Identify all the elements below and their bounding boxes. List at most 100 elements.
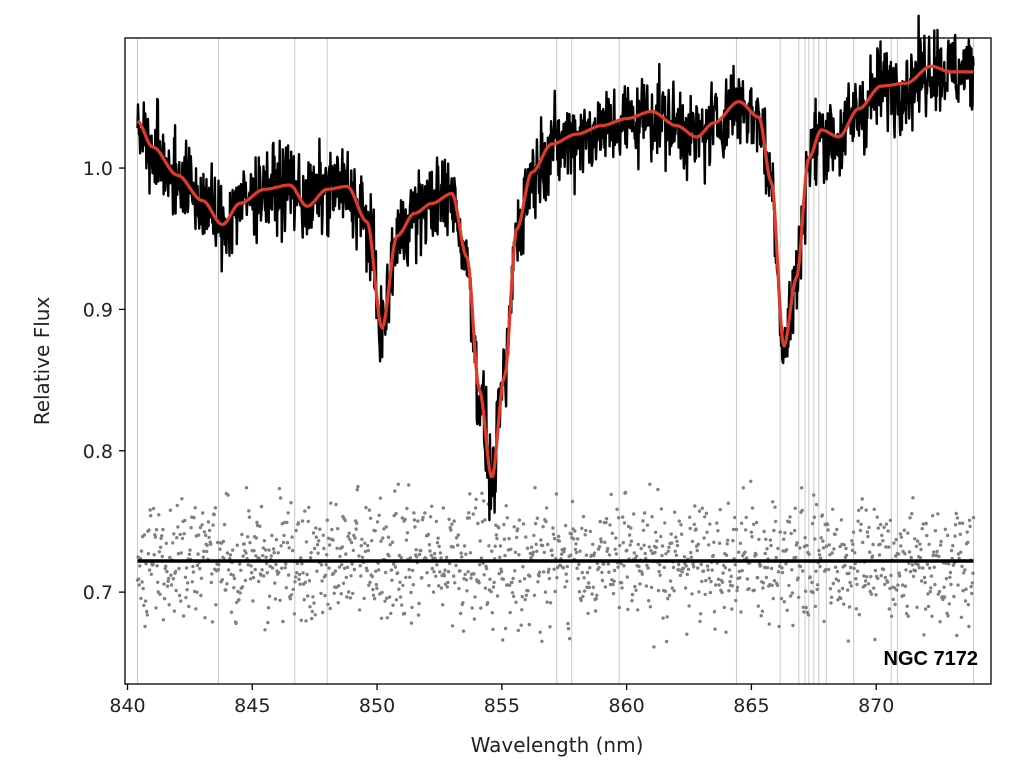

* * *

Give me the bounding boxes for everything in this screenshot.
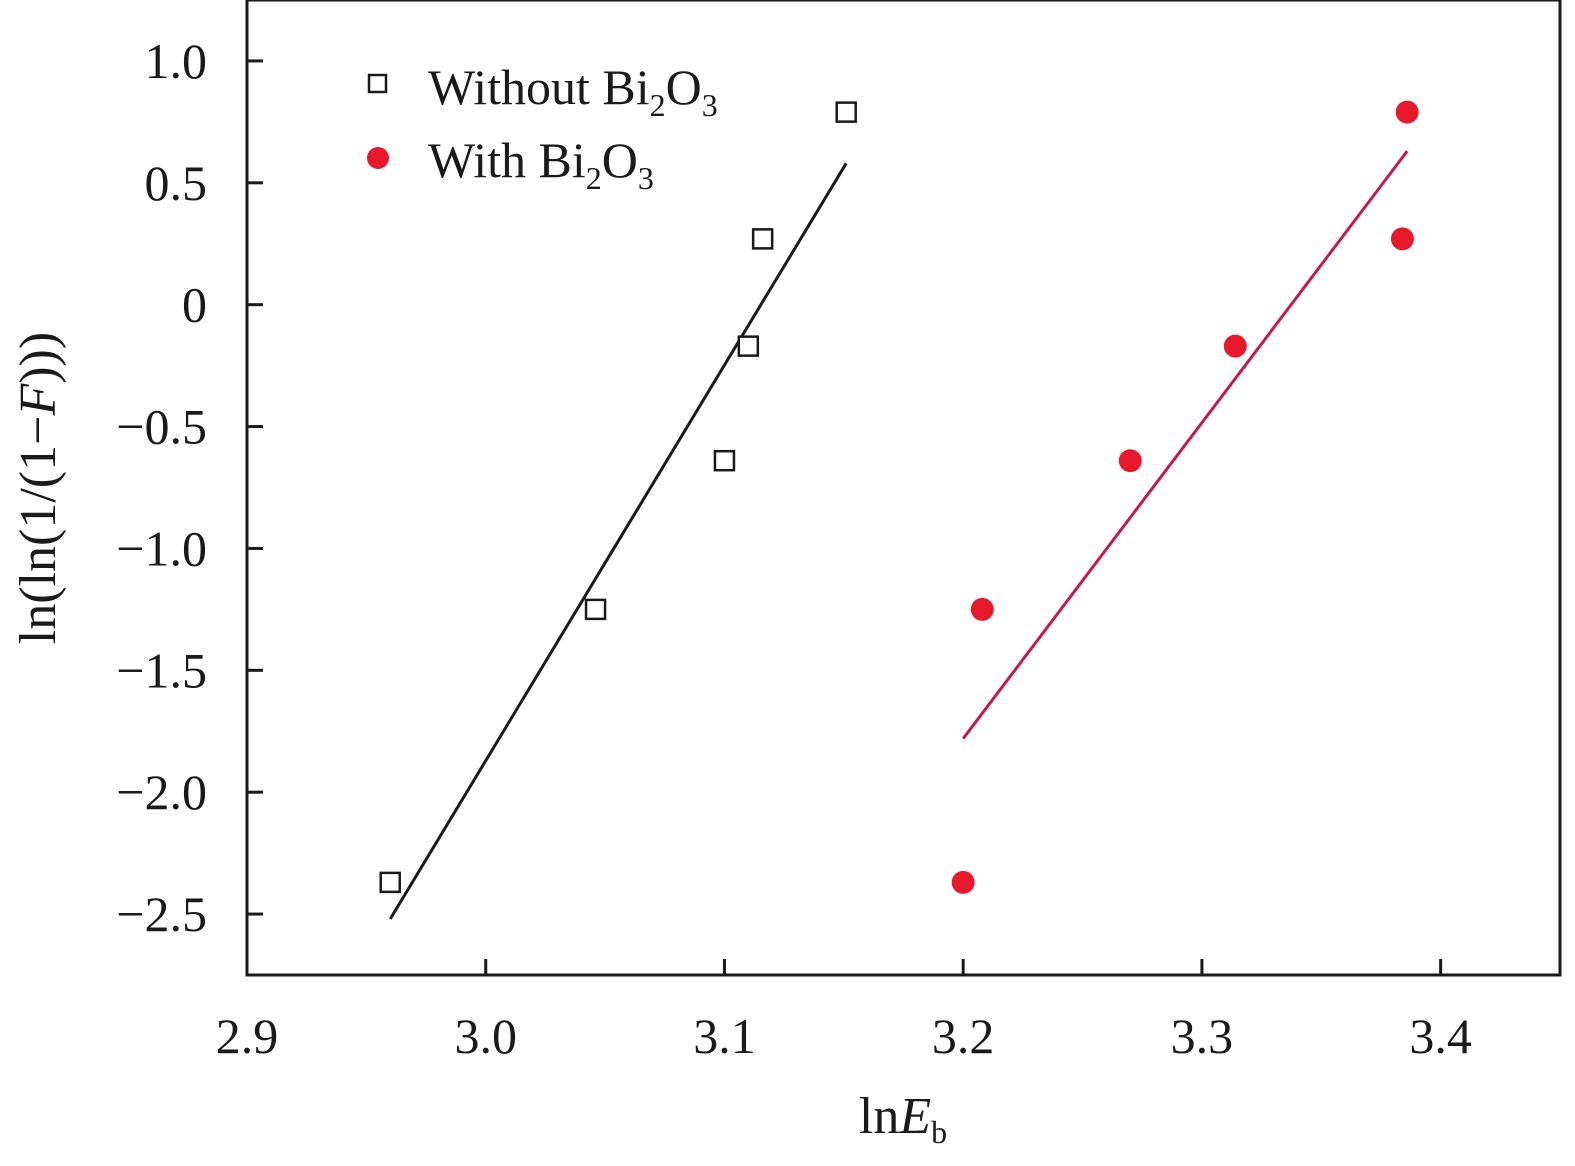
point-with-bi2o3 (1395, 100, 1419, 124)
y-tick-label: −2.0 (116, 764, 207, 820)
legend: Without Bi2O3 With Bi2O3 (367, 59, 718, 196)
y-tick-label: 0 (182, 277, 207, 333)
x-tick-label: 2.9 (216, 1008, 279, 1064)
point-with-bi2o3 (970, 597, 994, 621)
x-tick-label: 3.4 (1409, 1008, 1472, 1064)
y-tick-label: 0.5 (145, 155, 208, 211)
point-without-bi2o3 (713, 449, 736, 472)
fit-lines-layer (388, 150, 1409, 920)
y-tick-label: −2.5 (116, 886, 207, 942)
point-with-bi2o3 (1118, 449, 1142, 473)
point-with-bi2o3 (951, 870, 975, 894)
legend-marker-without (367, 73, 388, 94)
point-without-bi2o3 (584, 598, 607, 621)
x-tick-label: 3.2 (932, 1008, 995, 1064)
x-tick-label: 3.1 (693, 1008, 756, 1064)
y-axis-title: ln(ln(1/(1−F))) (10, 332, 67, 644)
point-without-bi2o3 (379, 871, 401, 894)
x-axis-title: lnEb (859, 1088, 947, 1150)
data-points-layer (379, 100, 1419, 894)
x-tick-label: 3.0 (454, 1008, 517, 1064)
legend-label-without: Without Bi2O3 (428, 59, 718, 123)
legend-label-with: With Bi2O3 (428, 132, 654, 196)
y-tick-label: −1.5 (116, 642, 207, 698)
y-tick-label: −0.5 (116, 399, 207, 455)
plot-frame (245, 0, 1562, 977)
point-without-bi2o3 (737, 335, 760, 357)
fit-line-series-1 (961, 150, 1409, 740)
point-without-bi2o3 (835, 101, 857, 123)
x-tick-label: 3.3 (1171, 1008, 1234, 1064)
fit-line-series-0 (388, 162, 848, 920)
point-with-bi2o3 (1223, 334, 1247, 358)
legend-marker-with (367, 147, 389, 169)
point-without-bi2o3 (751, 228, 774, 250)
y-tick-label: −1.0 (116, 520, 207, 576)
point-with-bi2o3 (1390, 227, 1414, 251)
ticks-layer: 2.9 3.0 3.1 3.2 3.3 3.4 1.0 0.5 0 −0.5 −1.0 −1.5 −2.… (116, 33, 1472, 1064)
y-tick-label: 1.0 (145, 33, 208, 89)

---

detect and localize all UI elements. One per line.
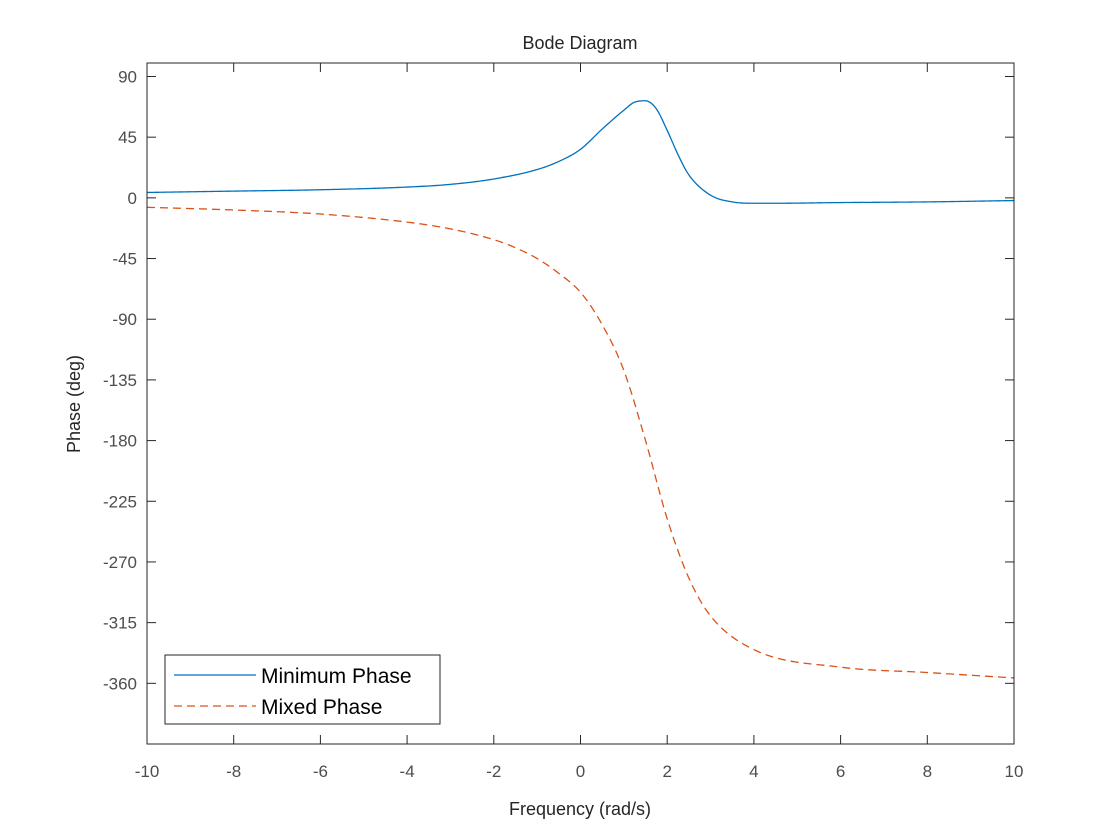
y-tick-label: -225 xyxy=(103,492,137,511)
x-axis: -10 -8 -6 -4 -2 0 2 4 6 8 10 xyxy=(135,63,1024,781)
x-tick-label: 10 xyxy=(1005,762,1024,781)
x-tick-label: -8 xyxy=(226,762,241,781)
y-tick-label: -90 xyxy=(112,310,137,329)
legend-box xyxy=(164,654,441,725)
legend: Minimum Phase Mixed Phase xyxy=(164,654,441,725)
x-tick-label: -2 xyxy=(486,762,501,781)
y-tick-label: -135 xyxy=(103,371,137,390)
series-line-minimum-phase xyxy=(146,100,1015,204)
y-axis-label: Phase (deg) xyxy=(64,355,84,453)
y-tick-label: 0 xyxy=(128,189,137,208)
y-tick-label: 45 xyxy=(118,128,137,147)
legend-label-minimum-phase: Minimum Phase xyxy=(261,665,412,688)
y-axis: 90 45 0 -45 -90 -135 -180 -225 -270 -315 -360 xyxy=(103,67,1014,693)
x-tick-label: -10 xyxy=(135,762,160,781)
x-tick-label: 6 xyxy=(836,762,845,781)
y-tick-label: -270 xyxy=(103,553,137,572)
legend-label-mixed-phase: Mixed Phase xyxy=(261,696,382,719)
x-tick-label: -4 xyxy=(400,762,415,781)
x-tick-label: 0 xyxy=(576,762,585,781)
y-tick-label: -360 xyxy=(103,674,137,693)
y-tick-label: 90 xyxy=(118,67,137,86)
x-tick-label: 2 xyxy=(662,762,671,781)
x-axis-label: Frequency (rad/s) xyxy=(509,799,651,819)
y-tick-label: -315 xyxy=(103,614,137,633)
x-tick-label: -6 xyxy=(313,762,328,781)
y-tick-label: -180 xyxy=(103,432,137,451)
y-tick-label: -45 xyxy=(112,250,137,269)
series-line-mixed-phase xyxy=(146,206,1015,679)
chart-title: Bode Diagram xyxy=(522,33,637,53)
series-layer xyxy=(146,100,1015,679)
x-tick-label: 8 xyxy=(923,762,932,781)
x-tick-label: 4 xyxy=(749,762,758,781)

◆ Short exercise: Copy the lines of the material from the one containing "Give me the" up to and including the one containing "y-tick-label: 1.0 (145, 33, 208, 89)", keeping each line unchanged. Leave out the picture.

◆ Full solution:
Give me the bounding boxes for everything in this screenshot.
point-with-bi2o3 (1395, 100, 1419, 124)
y-tick-label: −2.0 (116, 764, 207, 820)
legend: Without Bi2O3 With Bi2O3 (367, 59, 718, 196)
y-tick-label: 0 (182, 277, 207, 333)
x-tick-label: 2.9 (216, 1008, 279, 1064)
point-with-bi2o3 (970, 597, 994, 621)
x-tick-label: 3.4 (1409, 1008, 1472, 1064)
y-tick-label: 0.5 (145, 155, 208, 211)
point-without-bi2o3 (713, 449, 736, 472)
fit-lines-layer (388, 150, 1409, 920)
y-tick-label: −2.5 (116, 886, 207, 942)
point-with-bi2o3 (1118, 449, 1142, 473)
point-with-bi2o3 (951, 870, 975, 894)
legend-marker-without (367, 73, 388, 94)
point-without-bi2o3 (584, 598, 607, 621)
x-tick-label: 3.2 (932, 1008, 995, 1064)
x-tick-label: 3.1 (693, 1008, 756, 1064)
y-axis-title: ln(ln(1/(1−F))) (10, 332, 67, 644)
point-without-bi2o3 (379, 871, 401, 894)
x-axis-title: lnEb (859, 1088, 947, 1150)
data-points-layer (379, 100, 1419, 894)
x-tick-label: 3.0 (454, 1008, 517, 1064)
legend-label-without: Without Bi2O3 (428, 59, 718, 123)
legend-label-with: With Bi2O3 (428, 132, 654, 196)
y-tick-label: −1.5 (116, 642, 207, 698)
y-tick-label: −0.5 (116, 399, 207, 455)
plot-frame (245, 0, 1562, 977)
point-without-bi2o3 (737, 335, 760, 357)
fit-line-series-1 (961, 150, 1409, 740)
point-without-bi2o3 (835, 101, 857, 123)
x-tick-label: 3.3 (1171, 1008, 1234, 1064)
fit-line-series-0 (388, 162, 848, 920)
point-with-bi2o3 (1223, 334, 1247, 358)
legend-marker-with (367, 147, 389, 169)
point-without-bi2o3 (751, 228, 774, 250)
y-tick-label: −1.0 (116, 520, 207, 576)
point-with-bi2o3 (1390, 227, 1414, 251)
ticks-layer: 2.9 3.0 3.1 3.2 3.3 3.4 1.0 0.5 0 −0.5 −1.0 −1.5 −2.… (116, 33, 1472, 1064)
y-tick-label: 1.0 (145, 33, 208, 89)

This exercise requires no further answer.